[Rows from a figure dataset]

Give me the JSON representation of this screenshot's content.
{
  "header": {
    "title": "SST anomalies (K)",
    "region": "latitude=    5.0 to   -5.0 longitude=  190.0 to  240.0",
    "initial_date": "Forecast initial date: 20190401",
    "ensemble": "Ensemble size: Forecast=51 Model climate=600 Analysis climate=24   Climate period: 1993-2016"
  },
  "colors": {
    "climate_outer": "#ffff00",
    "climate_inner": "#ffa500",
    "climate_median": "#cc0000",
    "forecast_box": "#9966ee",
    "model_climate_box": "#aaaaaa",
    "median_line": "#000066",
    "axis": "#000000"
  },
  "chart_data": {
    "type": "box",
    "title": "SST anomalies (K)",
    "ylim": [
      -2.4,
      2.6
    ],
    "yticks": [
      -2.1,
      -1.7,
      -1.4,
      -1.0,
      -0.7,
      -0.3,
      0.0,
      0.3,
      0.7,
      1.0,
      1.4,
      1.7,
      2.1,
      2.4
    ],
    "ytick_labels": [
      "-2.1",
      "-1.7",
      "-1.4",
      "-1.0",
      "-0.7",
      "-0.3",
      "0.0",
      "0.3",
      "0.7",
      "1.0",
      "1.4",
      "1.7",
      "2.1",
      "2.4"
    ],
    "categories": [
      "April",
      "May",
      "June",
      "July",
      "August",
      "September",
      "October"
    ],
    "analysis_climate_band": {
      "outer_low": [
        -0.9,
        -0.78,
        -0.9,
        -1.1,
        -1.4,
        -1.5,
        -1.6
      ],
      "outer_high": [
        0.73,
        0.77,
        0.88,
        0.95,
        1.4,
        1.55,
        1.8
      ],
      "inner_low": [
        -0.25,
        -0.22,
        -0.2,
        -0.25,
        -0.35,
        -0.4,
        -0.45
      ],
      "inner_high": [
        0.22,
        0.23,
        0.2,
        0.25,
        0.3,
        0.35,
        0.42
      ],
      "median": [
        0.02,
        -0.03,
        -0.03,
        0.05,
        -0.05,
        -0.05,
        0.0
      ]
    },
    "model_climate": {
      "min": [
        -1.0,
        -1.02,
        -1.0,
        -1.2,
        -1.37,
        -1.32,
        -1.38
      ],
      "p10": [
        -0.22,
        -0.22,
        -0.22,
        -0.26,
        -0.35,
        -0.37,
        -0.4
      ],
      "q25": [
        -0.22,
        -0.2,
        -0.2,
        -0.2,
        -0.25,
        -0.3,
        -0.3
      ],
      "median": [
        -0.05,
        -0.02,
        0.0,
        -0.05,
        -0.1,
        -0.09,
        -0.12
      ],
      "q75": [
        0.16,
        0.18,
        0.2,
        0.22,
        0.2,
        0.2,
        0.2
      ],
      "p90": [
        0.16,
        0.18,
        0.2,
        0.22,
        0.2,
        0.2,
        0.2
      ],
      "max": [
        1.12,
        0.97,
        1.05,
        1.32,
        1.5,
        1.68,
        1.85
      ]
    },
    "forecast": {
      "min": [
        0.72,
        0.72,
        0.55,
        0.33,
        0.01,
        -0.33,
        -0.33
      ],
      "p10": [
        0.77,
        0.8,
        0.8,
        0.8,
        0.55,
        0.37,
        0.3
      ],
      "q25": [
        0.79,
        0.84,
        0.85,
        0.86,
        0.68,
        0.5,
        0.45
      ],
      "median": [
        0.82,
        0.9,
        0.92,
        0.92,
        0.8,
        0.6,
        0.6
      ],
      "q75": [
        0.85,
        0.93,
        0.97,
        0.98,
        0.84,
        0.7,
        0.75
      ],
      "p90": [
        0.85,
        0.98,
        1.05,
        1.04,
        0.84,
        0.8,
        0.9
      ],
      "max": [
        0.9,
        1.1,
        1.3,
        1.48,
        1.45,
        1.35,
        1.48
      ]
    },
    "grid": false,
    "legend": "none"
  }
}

## Requirements
Provide all the records again, word for word.

## Correct result
Give me the JSON representation of this screenshot's content.
{
  "header": {
    "title": "SST anomalies (K)",
    "region": "latitude=    5.0 to   -5.0 longitude=  190.0 to  240.0",
    "initial_date": "Forecast initial date: 20190401",
    "ensemble": "Ensemble size: Forecast=51 Model climate=600 Analysis climate=24   Climate period: 1993-2016"
  },
  "colors": {
    "climate_outer": "#ffff00",
    "climate_inner": "#ffa500",
    "climate_median": "#cc0000",
    "forecast_box": "#9966ee",
    "model_climate_box": "#aaaaaa",
    "median_line": "#000066",
    "axis": "#000000"
  },
  "chart_data": {
    "type": "box",
    "title": "SST anomalies (K)",
    "ylim": [
      -2.4,
      2.6
    ],
    "yticks": [
      -2.1,
      -1.7,
      -1.4,
      -1.0,
      -0.7,
      -0.3,
      0.0,
      0.3,
      0.7,
      1.0,
      1.4,
      1.7,
      2.1,
      2.4
    ],
    "ytick_labels": [
      "-2.1",
      "-1.7",
      "-1.4",
      "-1.0",
      "-0.7",
      "-0.3",
      "0.0",
      "0.3",
      "0.7",
      "1.0",
      "1.4",
      "1.7",
      "2.1",
      "2.4"
    ],
    "categories": [
      "April",
      "May",
      "June",
      "July",
      "August",
      "September",
      "October"
    ],
    "analysis_climate_band": {
      "outer_low": [
        -0.9,
        -0.78,
        -0.9,
        -1.1,
        -1.4,
        -1.5,
        -1.6
      ],
      "outer_high": [
        0.73,
        0.77,
        0.88,
        0.95,
        1.4,
        1.55,
        1.8
      ],
      "inner_low": [
        -0.25,
        -0.22,
        -0.2,
        -0.25,
        -0.35,
        -0.4,
        -0.45
      ],
      "inner_high": [
        0.22,
        0.23,
        0.2,
        0.25,
        0.3,
        0.35,
        0.42
      ],
      "median": [
        0.02,
        -0.03,
        -0.03,
        0.05,
        -0.05,
        -0.05,
        0.0
      ]
    },
    "model_climate": {
      "min": [
        -1.0,
        -1.02,
        -1.0,
        -1.2,
        -1.37,
        -1.32,
        -1.38
      ],
      "p10": [
        -0.22,
        -0.22,
        -0.22,
        -0.26,
        -0.35,
        -0.37,
        -0.4
      ],
      "q25": [
        -0.22,
        -0.2,
        -0.2,
        -0.2,
        -0.25,
        -0.3,
        -0.3
      ],
      "median": [
        -0.05,
        -0.02,
        0.0,
        -0.05,
        -0.1,
        -0.09,
        -0.12
      ],
      "q75": [
        0.16,
        0.18,
        0.2,
        0.22,
        0.2,
        0.2,
        0.2
      ],
      "p90": [
        0.16,
        0.18,
        0.2,
        0.22,
        0.2,
        0.2,
        0.2
      ],
      "max": [
        1.12,
        0.97,
        1.05,
        1.32,
        1.5,
        1.68,
        1.85
      ]
    },
    "forecast": {
      "min": [
        0.72,
        0.72,
        0.55,
        0.33,
        0.01,
        -0.33,
        -0.33
      ],
      "p10": [
        0.77,
        0.8,
        0.8,
        0.8,
        0.55,
        0.37,
        0.3
      ],
      "q25": [
        0.79,
        0.84,
        0.85,
        0.86,
        0.68,
        0.5,
        0.45
      ],
      "median": [
        0.82,
        0.9,
        0.92,
        0.92,
        0.8,
        0.6,
        0.6
      ],
      "q75": [
        0.85,
        0.93,
        0.97,
        0.98,
        0.84,
        0.7,
        0.75
      ],
      "p90": [
        0.85,
        0.98,
        1.05,
        1.04,
        0.84,
        0.8,
        0.9
      ],
      "max": [
        0.9,
        1.1,
        1.3,
        1.48,
        1.45,
        1.35,
        1.48
      ]
    },
    "grid": false,
    "legend": "none"
  }
}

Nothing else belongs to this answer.